### DATA SUPPLIED

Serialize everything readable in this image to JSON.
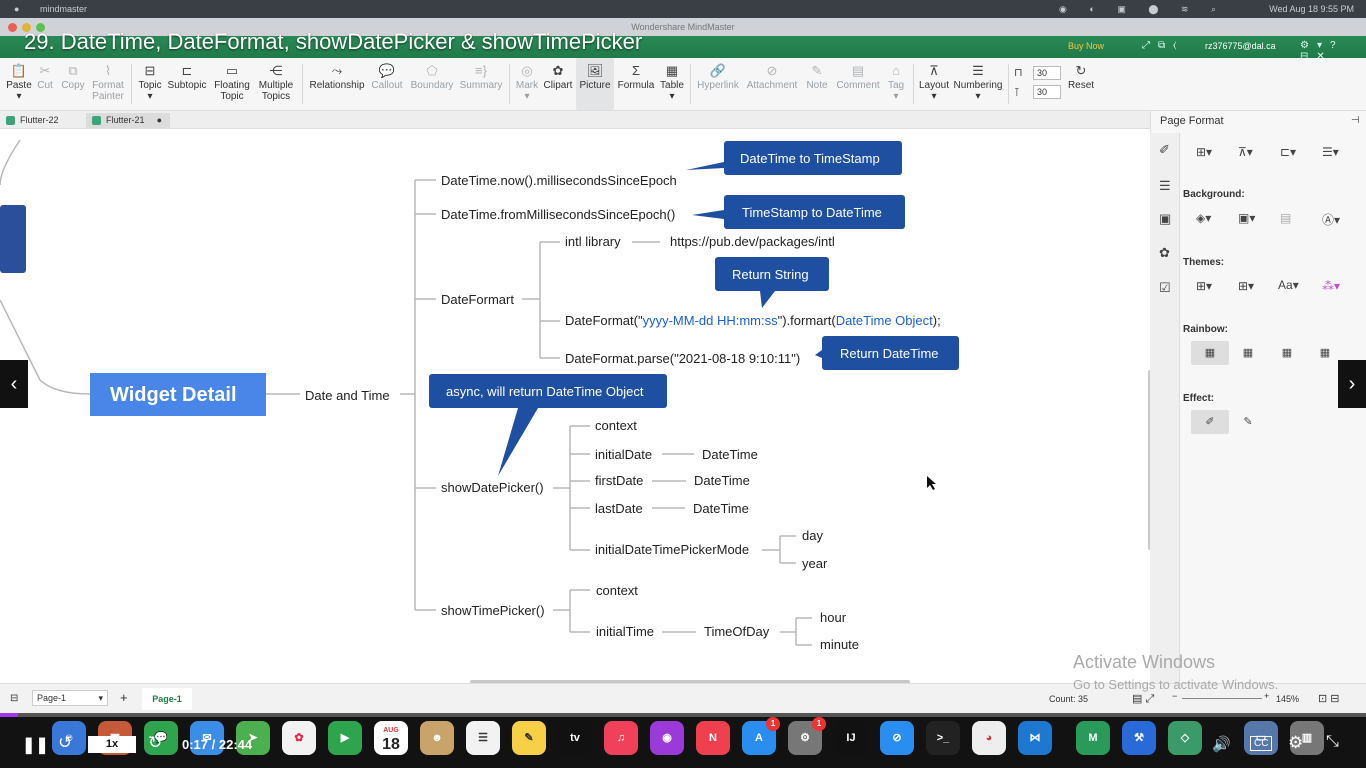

--

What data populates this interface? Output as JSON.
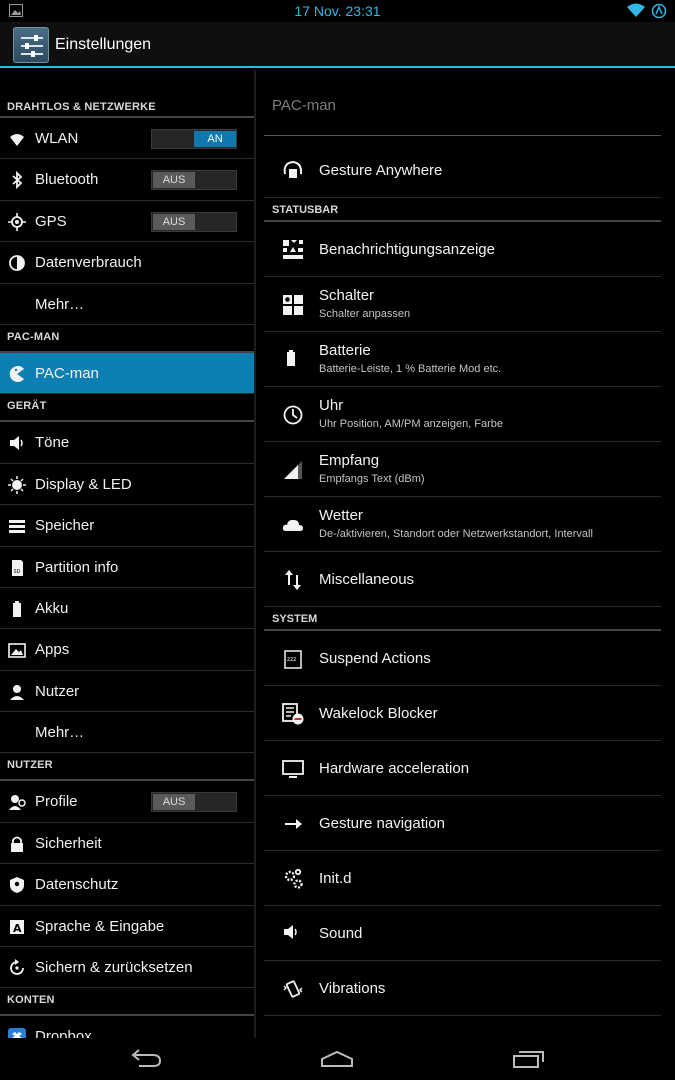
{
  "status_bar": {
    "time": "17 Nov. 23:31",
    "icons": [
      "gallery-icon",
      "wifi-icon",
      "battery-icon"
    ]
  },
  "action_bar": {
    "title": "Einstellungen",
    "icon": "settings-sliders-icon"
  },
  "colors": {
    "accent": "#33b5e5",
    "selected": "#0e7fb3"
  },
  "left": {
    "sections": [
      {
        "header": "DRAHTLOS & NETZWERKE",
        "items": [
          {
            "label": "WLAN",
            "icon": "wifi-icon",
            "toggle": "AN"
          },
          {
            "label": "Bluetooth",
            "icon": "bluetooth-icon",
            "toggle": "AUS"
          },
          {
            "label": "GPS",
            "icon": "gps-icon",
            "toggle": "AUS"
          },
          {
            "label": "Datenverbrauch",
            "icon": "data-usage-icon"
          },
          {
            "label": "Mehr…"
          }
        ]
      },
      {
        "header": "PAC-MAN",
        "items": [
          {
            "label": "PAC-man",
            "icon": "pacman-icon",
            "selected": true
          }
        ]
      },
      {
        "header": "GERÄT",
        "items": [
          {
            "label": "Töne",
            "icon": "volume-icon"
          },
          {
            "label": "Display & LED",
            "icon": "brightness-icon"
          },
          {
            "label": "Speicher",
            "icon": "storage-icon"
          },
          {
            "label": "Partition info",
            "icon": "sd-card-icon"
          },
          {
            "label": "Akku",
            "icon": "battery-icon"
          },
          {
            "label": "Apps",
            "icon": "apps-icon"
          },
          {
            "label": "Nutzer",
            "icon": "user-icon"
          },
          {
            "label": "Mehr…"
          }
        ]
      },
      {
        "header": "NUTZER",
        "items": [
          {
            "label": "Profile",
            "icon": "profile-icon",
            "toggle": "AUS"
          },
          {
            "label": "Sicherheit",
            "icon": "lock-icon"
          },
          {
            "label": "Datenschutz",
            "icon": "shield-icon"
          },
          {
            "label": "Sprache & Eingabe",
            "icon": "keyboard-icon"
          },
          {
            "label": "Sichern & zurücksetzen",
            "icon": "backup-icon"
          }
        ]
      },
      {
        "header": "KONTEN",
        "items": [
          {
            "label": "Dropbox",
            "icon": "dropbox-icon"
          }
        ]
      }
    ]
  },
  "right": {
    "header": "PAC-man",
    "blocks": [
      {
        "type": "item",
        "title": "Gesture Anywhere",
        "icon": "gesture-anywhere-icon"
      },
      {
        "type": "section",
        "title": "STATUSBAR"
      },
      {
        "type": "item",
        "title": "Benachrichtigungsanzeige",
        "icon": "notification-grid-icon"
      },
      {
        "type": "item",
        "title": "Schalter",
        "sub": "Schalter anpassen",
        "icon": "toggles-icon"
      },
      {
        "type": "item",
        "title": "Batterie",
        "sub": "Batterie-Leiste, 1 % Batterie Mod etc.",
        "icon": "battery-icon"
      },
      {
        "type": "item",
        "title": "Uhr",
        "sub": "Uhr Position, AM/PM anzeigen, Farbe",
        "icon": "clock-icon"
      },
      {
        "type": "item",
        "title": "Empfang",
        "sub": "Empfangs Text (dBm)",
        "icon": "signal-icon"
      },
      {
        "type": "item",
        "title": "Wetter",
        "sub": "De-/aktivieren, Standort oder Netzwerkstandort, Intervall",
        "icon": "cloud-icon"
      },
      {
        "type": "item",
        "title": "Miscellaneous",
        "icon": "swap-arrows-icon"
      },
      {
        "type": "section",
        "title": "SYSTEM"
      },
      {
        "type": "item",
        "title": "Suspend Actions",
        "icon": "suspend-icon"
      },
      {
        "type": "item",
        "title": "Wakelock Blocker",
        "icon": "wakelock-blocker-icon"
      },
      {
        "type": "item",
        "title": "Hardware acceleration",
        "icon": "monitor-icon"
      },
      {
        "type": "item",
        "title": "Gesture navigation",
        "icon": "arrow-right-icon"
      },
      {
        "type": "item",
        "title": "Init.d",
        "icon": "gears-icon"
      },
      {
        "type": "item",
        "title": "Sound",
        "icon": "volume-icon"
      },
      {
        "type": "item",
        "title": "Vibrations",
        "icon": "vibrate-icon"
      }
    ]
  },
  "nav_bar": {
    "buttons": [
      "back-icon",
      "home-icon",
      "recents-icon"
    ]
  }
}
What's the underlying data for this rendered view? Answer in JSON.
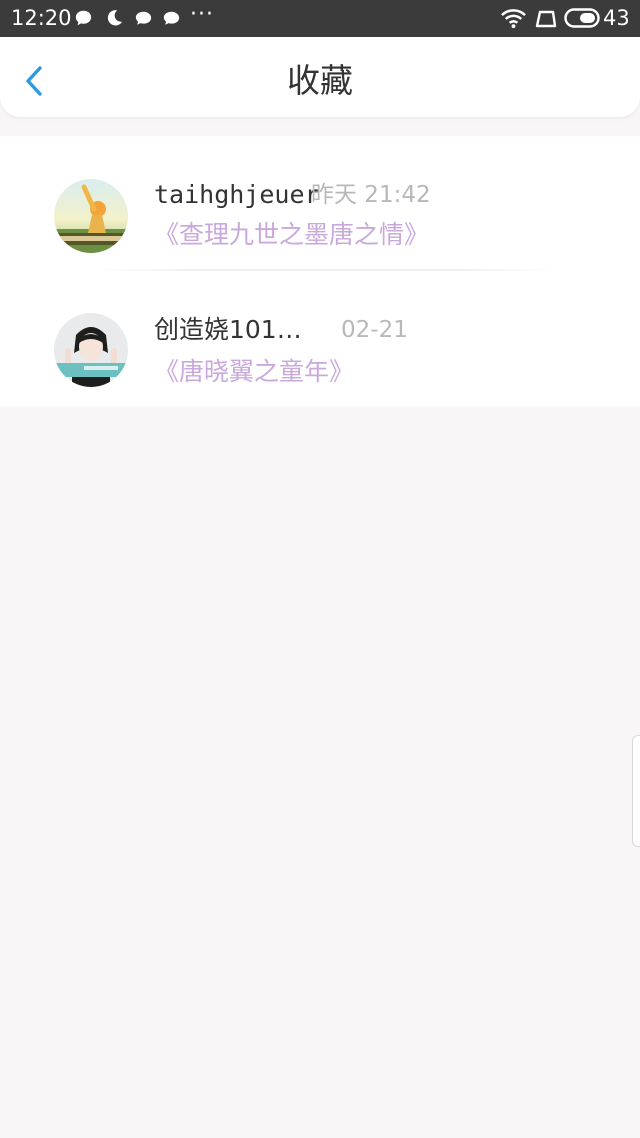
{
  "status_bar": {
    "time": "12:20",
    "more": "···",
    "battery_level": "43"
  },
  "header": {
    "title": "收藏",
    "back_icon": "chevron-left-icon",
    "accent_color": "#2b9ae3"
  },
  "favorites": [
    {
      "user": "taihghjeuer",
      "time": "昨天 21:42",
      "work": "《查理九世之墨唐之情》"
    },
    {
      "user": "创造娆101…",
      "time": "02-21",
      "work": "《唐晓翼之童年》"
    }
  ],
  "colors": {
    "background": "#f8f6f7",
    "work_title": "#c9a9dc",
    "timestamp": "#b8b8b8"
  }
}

---

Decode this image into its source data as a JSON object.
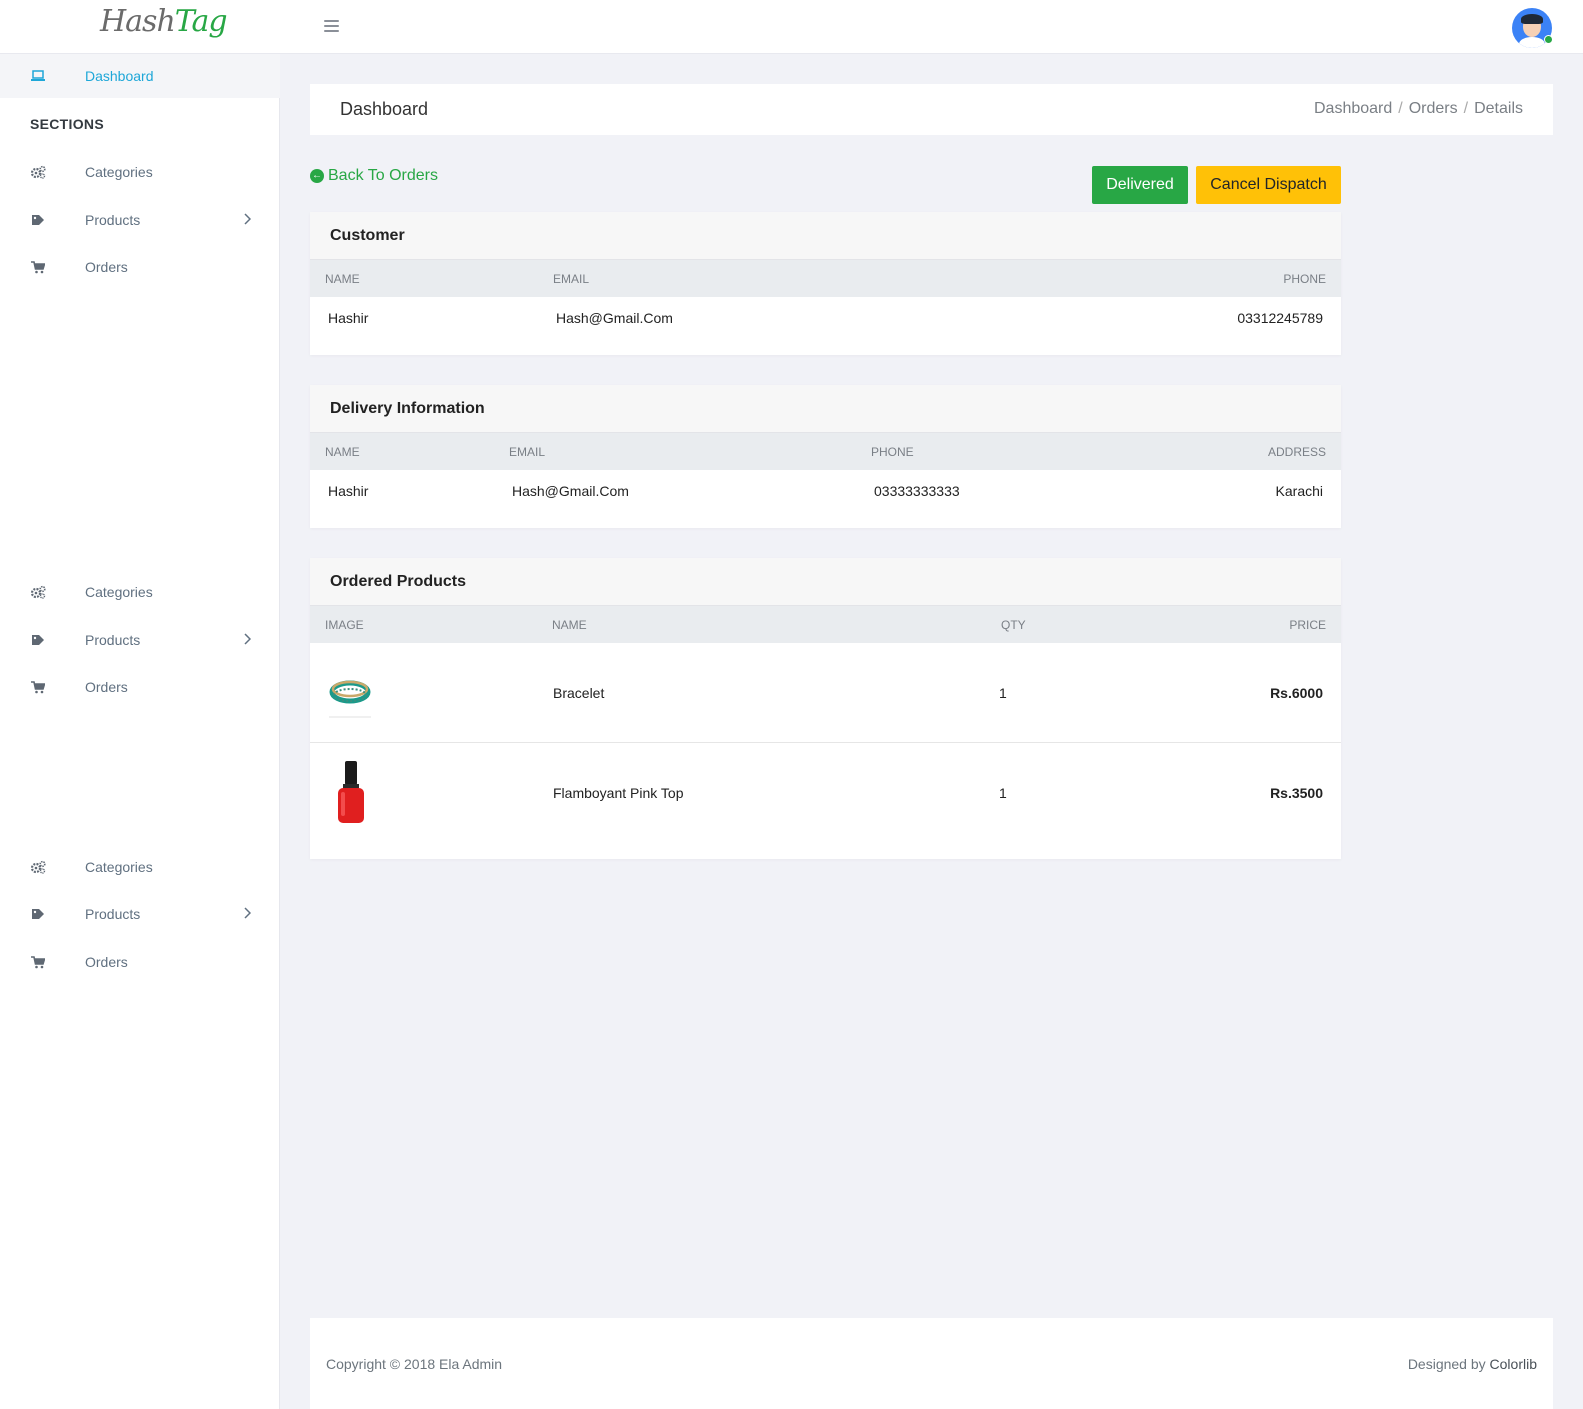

### THE EXERCISE
Copy out each line of the records that holds the string "image".

### EXERCISE OUTPUT
Serialize everything readable in this image to JSON.
Decode this image into its source data as a JSON object.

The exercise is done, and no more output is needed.